[start Provided entries]

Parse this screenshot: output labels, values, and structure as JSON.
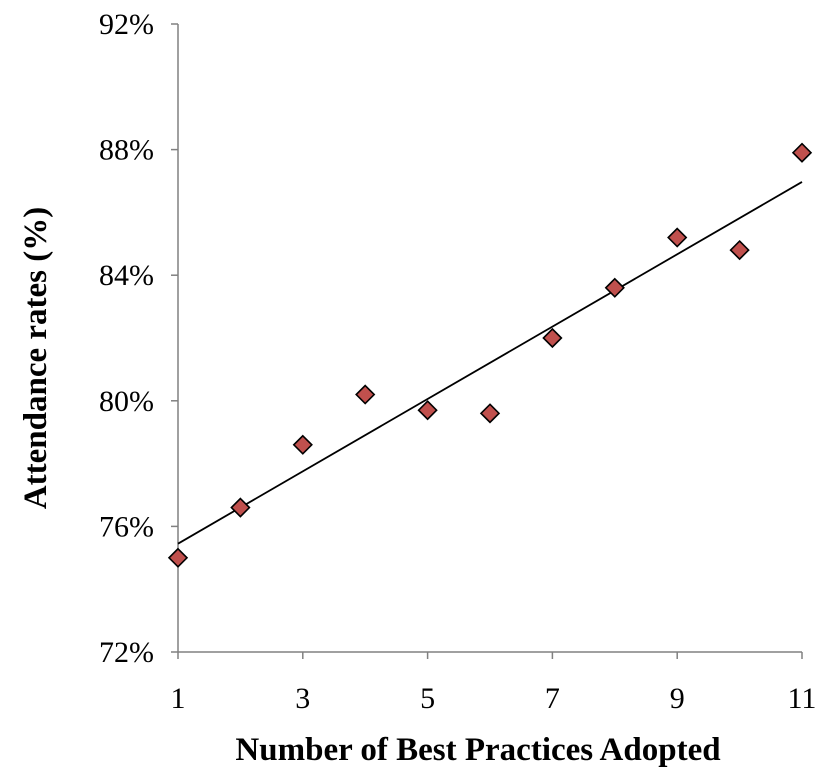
{
  "chart_data": {
    "type": "scatter",
    "title": "",
    "xlabel": "Number of Best Practices Adopted",
    "ylabel": "Attendance rates (%)",
    "xlim": [
      1,
      11
    ],
    "ylim": [
      72,
      92
    ],
    "x_ticks": [
      1,
      3,
      5,
      7,
      9,
      11
    ],
    "x_tick_labels": [
      "1",
      "3",
      "5",
      "7",
      "9",
      "11"
    ],
    "y_ticks": [
      72,
      76,
      80,
      84,
      88,
      92
    ],
    "y_tick_labels": [
      "72%",
      "76%",
      "80%",
      "84%",
      "88%",
      "92%"
    ],
    "grid": false,
    "legend": "none",
    "series": [
      {
        "x": [
          1,
          2,
          3,
          4,
          5,
          6,
          7,
          8,
          9,
          10,
          11
        ],
        "y": [
          75.0,
          76.6,
          78.6,
          80.2,
          79.7,
          79.6,
          82.0,
          83.6,
          85.2,
          84.8,
          87.9
        ],
        "marker": "diamond",
        "color": "#C0504D",
        "edge_color": "#000000"
      }
    ],
    "trendline": {
      "type": "linear",
      "x": [
        1,
        11
      ],
      "y": [
        75.45,
        86.97
      ],
      "color": "#000000"
    }
  }
}
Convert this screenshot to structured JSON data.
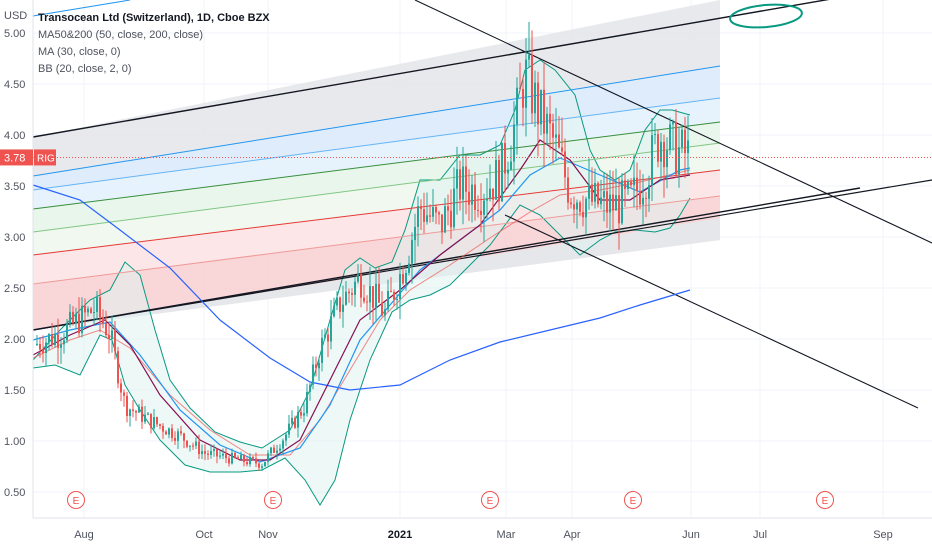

[end Provided entries]

— Exercise task —
Copy out every line from the records that has the word "screenshot".

— The result —
Parse this screenshot: output labels, values, and structure as JSON.
Convert this screenshot to structured JSON data.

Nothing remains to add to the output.